** SET PROBLEM **
Skip the images. Copy the records exactly as written.

** PROVIDED DATA **
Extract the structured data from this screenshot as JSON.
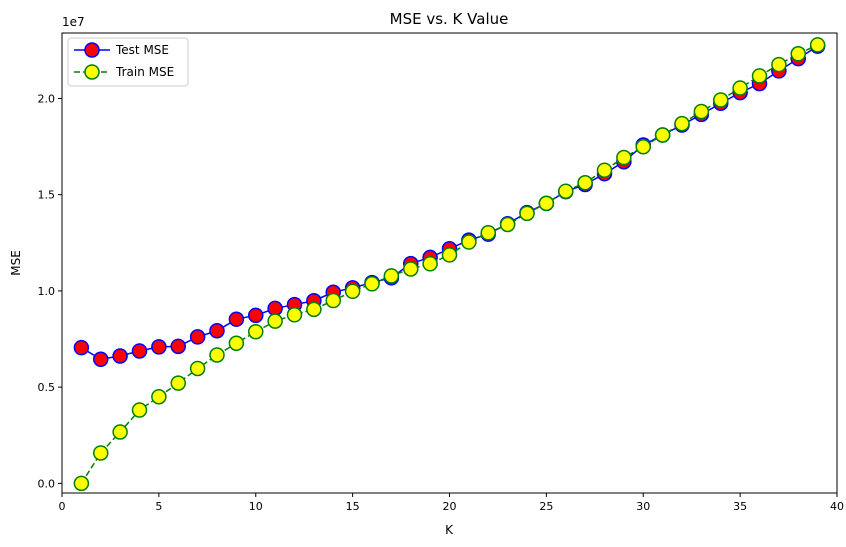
{
  "chart_data": {
    "type": "line",
    "title": "MSE vs. K Value",
    "xlabel": "K",
    "ylabel": "MSE",
    "y_scale_label": "1e7",
    "xlim": [
      0,
      40
    ],
    "ylim": [
      -0.05,
      2.34
    ],
    "xticks": [
      0,
      5,
      10,
      15,
      20,
      25,
      30,
      35,
      40
    ],
    "xtick_labels": [
      "0",
      "5",
      "10",
      "15",
      "20",
      "25",
      "30",
      "35",
      "40"
    ],
    "yticks": [
      0.0,
      0.5,
      1.0,
      1.5,
      2.0
    ],
    "ytick_labels": [
      "0.0",
      "0.5",
      "1.0",
      "1.5",
      "2.0"
    ],
    "grid": false,
    "legend_position": "top-left",
    "x": [
      1,
      2,
      3,
      4,
      5,
      6,
      7,
      8,
      9,
      10,
      11,
      12,
      13,
      14,
      15,
      16,
      17,
      18,
      19,
      20,
      21,
      22,
      23,
      24,
      25,
      26,
      27,
      28,
      29,
      30,
      31,
      32,
      33,
      34,
      35,
      36,
      37,
      38,
      39
    ],
    "series": [
      {
        "name": "Test MSE",
        "line_color": "#0000ff",
        "marker_face": "#ff0000",
        "marker_edge": "#0000ff",
        "line_style": "solid",
        "values": [
          0.705,
          0.645,
          0.662,
          0.688,
          0.709,
          0.712,
          0.761,
          0.793,
          0.853,
          0.873,
          0.909,
          0.929,
          0.949,
          0.993,
          1.016,
          1.043,
          1.068,
          1.142,
          1.174,
          1.219,
          1.264,
          1.295,
          1.349,
          1.407,
          1.455,
          1.516,
          1.553,
          1.609,
          1.671,
          1.758,
          1.81,
          1.862,
          1.917,
          1.975,
          2.03,
          2.077,
          2.143,
          2.207,
          2.272
        ]
      },
      {
        "name": "Train MSE",
        "line_color": "#008000",
        "marker_face": "#ffff00",
        "marker_edge": "#008000",
        "line_style": "dashed",
        "values": [
          0.0,
          0.158,
          0.267,
          0.381,
          0.45,
          0.521,
          0.597,
          0.667,
          0.728,
          0.788,
          0.843,
          0.876,
          0.904,
          0.95,
          0.998,
          1.037,
          1.078,
          1.114,
          1.141,
          1.187,
          1.254,
          1.302,
          1.345,
          1.403,
          1.455,
          1.518,
          1.562,
          1.627,
          1.693,
          1.749,
          1.81,
          1.869,
          1.932,
          1.992,
          2.054,
          2.117,
          2.176,
          2.232,
          2.278
        ]
      }
    ]
  }
}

** EXERCISE ANSWER **
Extract the structured data from this screenshot as JSON.
{
  "chart_data": {
    "type": "line",
    "title": "MSE vs. K Value",
    "xlabel": "K",
    "ylabel": "MSE",
    "y_scale_label": "1e7",
    "xlim": [
      0,
      40
    ],
    "ylim": [
      -0.05,
      2.34
    ],
    "xticks": [
      0,
      5,
      10,
      15,
      20,
      25,
      30,
      35,
      40
    ],
    "xtick_labels": [
      "0",
      "5",
      "10",
      "15",
      "20",
      "25",
      "30",
      "35",
      "40"
    ],
    "yticks": [
      0.0,
      0.5,
      1.0,
      1.5,
      2.0
    ],
    "ytick_labels": [
      "0.0",
      "0.5",
      "1.0",
      "1.5",
      "2.0"
    ],
    "grid": false,
    "legend_position": "top-left",
    "x": [
      1,
      2,
      3,
      4,
      5,
      6,
      7,
      8,
      9,
      10,
      11,
      12,
      13,
      14,
      15,
      16,
      17,
      18,
      19,
      20,
      21,
      22,
      23,
      24,
      25,
      26,
      27,
      28,
      29,
      30,
      31,
      32,
      33,
      34,
      35,
      36,
      37,
      38,
      39
    ],
    "series": [
      {
        "name": "Test MSE",
        "line_color": "#0000ff",
        "marker_face": "#ff0000",
        "marker_edge": "#0000ff",
        "line_style": "solid",
        "values": [
          0.705,
          0.645,
          0.662,
          0.688,
          0.709,
          0.712,
          0.761,
          0.793,
          0.853,
          0.873,
          0.909,
          0.929,
          0.949,
          0.993,
          1.016,
          1.043,
          1.068,
          1.142,
          1.174,
          1.219,
          1.264,
          1.295,
          1.349,
          1.407,
          1.455,
          1.516,
          1.553,
          1.609,
          1.671,
          1.758,
          1.81,
          1.862,
          1.917,
          1.975,
          2.03,
          2.077,
          2.143,
          2.207,
          2.272
        ]
      },
      {
        "name": "Train MSE",
        "line_color": "#008000",
        "marker_face": "#ffff00",
        "marker_edge": "#008000",
        "line_style": "dashed",
        "values": [
          0.0,
          0.158,
          0.267,
          0.381,
          0.45,
          0.521,
          0.597,
          0.667,
          0.728,
          0.788,
          0.843,
          0.876,
          0.904,
          0.95,
          0.998,
          1.037,
          1.078,
          1.114,
          1.141,
          1.187,
          1.254,
          1.302,
          1.345,
          1.403,
          1.455,
          1.518,
          1.562,
          1.627,
          1.693,
          1.749,
          1.81,
          1.869,
          1.932,
          1.992,
          2.054,
          2.117,
          2.176,
          2.232,
          2.278
        ]
      }
    ]
  }
}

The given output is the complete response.